> [GIVEN REQUEST] Make an exact copy of all the data.

> [EXTRACTED ENTRIES]
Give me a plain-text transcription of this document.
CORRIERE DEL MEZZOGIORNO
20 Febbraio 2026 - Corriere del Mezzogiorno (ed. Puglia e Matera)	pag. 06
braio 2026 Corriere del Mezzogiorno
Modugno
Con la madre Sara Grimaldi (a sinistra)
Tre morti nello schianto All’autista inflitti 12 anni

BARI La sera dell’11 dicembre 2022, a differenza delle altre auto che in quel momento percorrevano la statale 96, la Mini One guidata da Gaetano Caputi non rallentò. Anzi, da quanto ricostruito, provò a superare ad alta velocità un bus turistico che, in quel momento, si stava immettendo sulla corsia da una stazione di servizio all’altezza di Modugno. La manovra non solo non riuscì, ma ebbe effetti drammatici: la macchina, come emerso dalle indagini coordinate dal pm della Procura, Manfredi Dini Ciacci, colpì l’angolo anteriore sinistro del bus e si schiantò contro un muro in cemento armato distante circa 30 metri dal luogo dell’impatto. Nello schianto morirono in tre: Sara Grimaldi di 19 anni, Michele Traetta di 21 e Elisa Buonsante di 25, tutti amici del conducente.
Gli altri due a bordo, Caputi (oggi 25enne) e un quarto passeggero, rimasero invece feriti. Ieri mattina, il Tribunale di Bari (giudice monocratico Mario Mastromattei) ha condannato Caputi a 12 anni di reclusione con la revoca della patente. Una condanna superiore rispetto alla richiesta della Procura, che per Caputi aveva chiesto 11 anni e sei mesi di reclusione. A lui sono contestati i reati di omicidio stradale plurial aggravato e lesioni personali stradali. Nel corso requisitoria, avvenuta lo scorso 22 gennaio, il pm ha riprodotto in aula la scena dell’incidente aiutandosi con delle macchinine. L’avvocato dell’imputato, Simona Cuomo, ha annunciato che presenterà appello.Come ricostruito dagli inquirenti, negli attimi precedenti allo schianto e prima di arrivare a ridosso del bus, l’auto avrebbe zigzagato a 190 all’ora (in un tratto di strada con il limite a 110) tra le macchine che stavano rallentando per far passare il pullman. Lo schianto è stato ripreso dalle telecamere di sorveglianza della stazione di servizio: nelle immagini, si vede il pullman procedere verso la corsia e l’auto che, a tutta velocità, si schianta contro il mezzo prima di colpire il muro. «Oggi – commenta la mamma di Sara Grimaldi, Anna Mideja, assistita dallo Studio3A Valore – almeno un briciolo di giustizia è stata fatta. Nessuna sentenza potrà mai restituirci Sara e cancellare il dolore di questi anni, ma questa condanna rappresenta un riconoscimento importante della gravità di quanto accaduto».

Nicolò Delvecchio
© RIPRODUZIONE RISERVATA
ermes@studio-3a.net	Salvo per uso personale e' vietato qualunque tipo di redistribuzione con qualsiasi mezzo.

> [COMPLETED TASK]
Give me a plain-text transcription of this document.
CORRIERE DEL MEZZOGIORNO
20 Febbraio 2026 - Corriere del Mezzogiorno (ed. Puglia e Matera)	pag. 06
braio 2026 Corriere del Mezzogiorno
Modugno
Con la madre Sara Grimaldi (a sinistra)
Tre morti nello schianto All’autista inflitti 12 anni

BARI La sera dell’11 dicembre 2022, a differenza delle altre auto che in quel momento percorrevano la statale 96, la Mini One guidata da Gaetano Caputi non rallentò. Anzi, da quanto ricostruito, provò a superare ad alta velocità un bus turistico che, in quel momento, si stava immettendo sulla corsia da una stazione di servizio all’altezza di Modugno. La manovra non solo non riuscì, ma ebbe effetti drammatici: la macchina, come emerso dalle indagini coordinate dal pm della Procura, Manfredi Dini Ciacci, colpì l’angolo anteriore sinistro del bus e si schiantò contro un muro in cemento armato distante circa 30 metri dal luogo dell’impatto. Nello schianto morirono in tre: Sara Grimaldi di 19 anni, Michele Traetta di 21 e Elisa Buonsante di 25, tutti amici del conducente.
Gli altri due a bordo, Caputi (oggi 25enne) e un quarto passeggero, rimasero invece feriti. Ieri mattina, il Tribunale di Bari (giudice monocratico Mario Mastromattei) ha condannato Caputi a 12 anni di reclusione con la revoca della patente. Una condanna superiore rispetto alla richiesta della Procura, che per Caputi aveva chiesto 11 anni e sei mesi di reclusione. A lui sono contestati i reati di omicidio stradale plurial aggravato e lesioni personali stradali. Nel corso requisitoria, avvenuta lo scorso 22 gennaio, il pm ha riprodotto in aula la scena dell’incidente aiutandosi con delle macchinine. L’avvocato dell’imputato, Simona Cuomo, ha annunciato che presenterà appello.Come ricostruito dagli inquirenti, negli attimi precedenti allo schianto e prima di arrivare a ridosso del bus, l’auto avrebbe zigzagato a 190 all’ora (in un tratto di strada con il limite a 110) tra le macchine che stavano rallentando per far passare il pullman. Lo schianto è stato ripreso dalle telecamere di sorveglianza della stazione di servizio: nelle immagini, si vede il pullman procedere verso la corsia e l’auto che, a tutta velocità, si schianta contro il mezzo prima di colpire il muro. «Oggi – commenta la mamma di Sara Grimaldi, Anna Mideja, assistita dallo Studio3A Valore – almeno un briciolo di giustizia è stata fatta. Nessuna sentenza potrà mai restituirci Sara e cancellare il dolore di questi anni, ma questa condanna rappresenta un riconoscimento importante della gravità di quanto accaduto».

Nicolò Delvecchio
© RIPRODUZIONE RISERVATA
ermes@studio-3a.net	Salvo per uso personale e' vietato qualunque tipo di redistribuzione con qualsiasi mezzo.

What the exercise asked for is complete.